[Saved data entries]

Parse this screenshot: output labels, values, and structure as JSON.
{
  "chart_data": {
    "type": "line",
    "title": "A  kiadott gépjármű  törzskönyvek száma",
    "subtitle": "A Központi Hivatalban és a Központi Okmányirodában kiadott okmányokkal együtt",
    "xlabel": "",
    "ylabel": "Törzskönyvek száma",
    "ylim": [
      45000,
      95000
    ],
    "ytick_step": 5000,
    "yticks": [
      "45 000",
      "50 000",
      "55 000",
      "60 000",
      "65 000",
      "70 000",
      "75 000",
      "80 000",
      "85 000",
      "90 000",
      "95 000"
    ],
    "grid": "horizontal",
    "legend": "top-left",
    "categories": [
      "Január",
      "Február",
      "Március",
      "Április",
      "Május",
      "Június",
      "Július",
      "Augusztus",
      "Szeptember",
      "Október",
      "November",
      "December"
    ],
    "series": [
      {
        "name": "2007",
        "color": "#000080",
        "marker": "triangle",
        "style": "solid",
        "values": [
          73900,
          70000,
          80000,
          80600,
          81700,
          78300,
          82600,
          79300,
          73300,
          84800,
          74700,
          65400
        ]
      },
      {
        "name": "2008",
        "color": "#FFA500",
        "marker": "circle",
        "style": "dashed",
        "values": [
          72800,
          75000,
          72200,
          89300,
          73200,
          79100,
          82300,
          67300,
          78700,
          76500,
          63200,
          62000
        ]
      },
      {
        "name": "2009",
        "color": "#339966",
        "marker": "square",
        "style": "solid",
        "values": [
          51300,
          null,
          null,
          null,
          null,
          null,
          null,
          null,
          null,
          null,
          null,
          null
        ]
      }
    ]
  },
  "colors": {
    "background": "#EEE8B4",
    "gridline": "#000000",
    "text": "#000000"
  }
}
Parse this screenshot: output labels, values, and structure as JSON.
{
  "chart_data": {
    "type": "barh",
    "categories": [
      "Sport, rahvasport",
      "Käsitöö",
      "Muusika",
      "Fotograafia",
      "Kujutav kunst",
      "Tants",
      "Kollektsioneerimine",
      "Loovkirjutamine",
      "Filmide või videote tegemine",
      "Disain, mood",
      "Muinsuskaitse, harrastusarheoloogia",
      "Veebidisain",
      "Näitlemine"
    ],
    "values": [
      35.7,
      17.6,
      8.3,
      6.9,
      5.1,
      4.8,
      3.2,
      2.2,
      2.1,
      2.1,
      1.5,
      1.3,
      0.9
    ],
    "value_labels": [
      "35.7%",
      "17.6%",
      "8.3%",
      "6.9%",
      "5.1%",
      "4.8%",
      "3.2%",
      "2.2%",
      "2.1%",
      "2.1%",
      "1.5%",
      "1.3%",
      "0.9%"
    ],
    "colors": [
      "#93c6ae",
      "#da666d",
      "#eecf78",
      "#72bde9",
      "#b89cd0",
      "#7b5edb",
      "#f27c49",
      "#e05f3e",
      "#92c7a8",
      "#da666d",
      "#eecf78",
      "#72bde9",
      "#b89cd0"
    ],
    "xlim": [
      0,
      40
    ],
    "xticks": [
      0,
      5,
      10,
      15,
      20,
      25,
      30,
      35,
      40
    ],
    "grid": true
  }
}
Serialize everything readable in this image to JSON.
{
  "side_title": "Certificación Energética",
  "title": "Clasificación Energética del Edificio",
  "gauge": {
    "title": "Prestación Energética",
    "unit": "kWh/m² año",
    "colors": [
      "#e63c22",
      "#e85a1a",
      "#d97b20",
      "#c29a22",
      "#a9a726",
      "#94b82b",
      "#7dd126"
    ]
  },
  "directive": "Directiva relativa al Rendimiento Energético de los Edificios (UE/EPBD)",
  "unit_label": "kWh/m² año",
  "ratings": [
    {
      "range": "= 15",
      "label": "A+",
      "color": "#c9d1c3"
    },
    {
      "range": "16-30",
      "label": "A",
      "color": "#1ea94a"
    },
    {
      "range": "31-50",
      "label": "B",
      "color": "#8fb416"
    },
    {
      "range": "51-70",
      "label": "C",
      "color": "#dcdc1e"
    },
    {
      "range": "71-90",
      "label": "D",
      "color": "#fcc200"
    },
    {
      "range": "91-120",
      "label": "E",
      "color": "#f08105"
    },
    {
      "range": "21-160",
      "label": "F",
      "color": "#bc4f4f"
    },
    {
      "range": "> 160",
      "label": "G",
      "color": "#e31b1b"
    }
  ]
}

▶ _THE PROBLEM_
Restate each of the entries above verbatim.

▶ _SOLUTION TO THIS PROBLEM_
Parse this screenshot: output labels, values, and structure as JSON.
{
  "chart_data": {
    "type": "line",
    "title": "A  kiadott gépjármű  törzskönyvek száma",
    "subtitle": "A Központi Hivatalban és a Központi Okmányirodában kiadott okmányokkal együtt",
    "xlabel": "",
    "ylabel": "Törzskönyvek száma",
    "ylim": [
      45000,
      95000
    ],
    "ytick_step": 5000,
    "yticks": [
      "45 000",
      "50 000",
      "55 000",
      "60 000",
      "65 000",
      "70 000",
      "75 000",
      "80 000",
      "85 000",
      "90 000",
      "95 000"
    ],
    "grid": "horizontal",
    "legend": "top-left",
    "categories": [
      "Január",
      "Február",
      "Március",
      "Április",
      "Május",
      "Június",
      "Július",
      "Augusztus",
      "Szeptember",
      "Október",
      "November",
      "December"
    ],
    "series": [
      {
        "name": "2007",
        "color": "#000080",
        "marker": "triangle",
        "style": "solid",
        "values": [
          73900,
          70000,
          80000,
          80600,
          81700,
          78300,
          82600,
          79300,
          73300,
          84800,
          74700,
          65400
        ]
      },
      {
        "name": "2008",
        "color": "#FFA500",
        "marker": "circle",
        "style": "dashed",
        "values": [
          72800,
          75000,
          72200,
          89300,
          73200,
          79100,
          82300,
          67300,
          78700,
          76500,
          63200,
          62000
        ]
      },
      {
        "name": "2009",
        "color": "#339966",
        "marker": "square",
        "style": "solid",
        "values": [
          51300,
          null,
          null,
          null,
          null,
          null,
          null,
          null,
          null,
          null,
          null,
          null
        ]
      }
    ]
  },
  "colors": {
    "background": "#EEE8B4",
    "gridline": "#000000",
    "text": "#000000"
  }
}
Parse this screenshot: output labels, values, and structure as JSON.
{
  "chart_data": {
    "type": "barh",
    "categories": [
      "Sport, rahvasport",
      "Käsitöö",
      "Muusika",
      "Fotograafia",
      "Kujutav kunst",
      "Tants",
      "Kollektsioneerimine",
      "Loovkirjutamine",
      "Filmide või videote tegemine",
      "Disain, mood",
      "Muinsuskaitse, harrastusarheoloogia",
      "Veebidisain",
      "Näitlemine"
    ],
    "values": [
      35.7,
      17.6,
      8.3,
      6.9,
      5.1,
      4.8,
      3.2,
      2.2,
      2.1,
      2.1,
      1.5,
      1.3,
      0.9
    ],
    "value_labels": [
      "35.7%",
      "17.6%",
      "8.3%",
      "6.9%",
      "5.1%",
      "4.8%",
      "3.2%",
      "2.2%",
      "2.1%",
      "2.1%",
      "1.5%",
      "1.3%",
      "0.9%"
    ],
    "colors": [
      "#93c6ae",
      "#da666d",
      "#eecf78",
      "#72bde9",
      "#b89cd0",
      "#7b5edb",
      "#f27c49",
      "#e05f3e",
      "#92c7a8",
      "#da666d",
      "#eecf78",
      "#72bde9",
      "#b89cd0"
    ],
    "xlim": [
      0,
      40
    ],
    "xticks": [
      0,
      5,
      10,
      15,
      20,
      25,
      30,
      35,
      40
    ],
    "grid": true
  }
}
Serialize everything readable in this image to JSON.
{
  "side_title": "Certificación Energética",
  "title": "Clasificación Energética del Edificio",
  "gauge": {
    "title": "Prestación Energética",
    "unit": "kWh/m² año",
    "colors": [
      "#e63c22",
      "#e85a1a",
      "#d97b20",
      "#c29a22",
      "#a9a726",
      "#94b82b",
      "#7dd126"
    ]
  },
  "directive": "Directiva relativa al Rendimiento Energético de los Edificios (UE/EPBD)",
  "unit_label": "kWh/m² año",
  "ratings": [
    {
      "range": "= 15",
      "label": "A+",
      "color": "#c9d1c3"
    },
    {
      "range": "16-30",
      "label": "A",
      "color": "#1ea94a"
    },
    {
      "range": "31-50",
      "label": "B",
      "color": "#8fb416"
    },
    {
      "range": "51-70",
      "label": "C",
      "color": "#dcdc1e"
    },
    {
      "range": "71-90",
      "label": "D",
      "color": "#fcc200"
    },
    {
      "range": "91-120",
      "label": "E",
      "color": "#f08105"
    },
    {
      "range": "21-160",
      "label": "F",
      "color": "#bc4f4f"
    },
    {
      "range": "> 160",
      "label": "G",
      "color": "#e31b1b"
    }
  ]
}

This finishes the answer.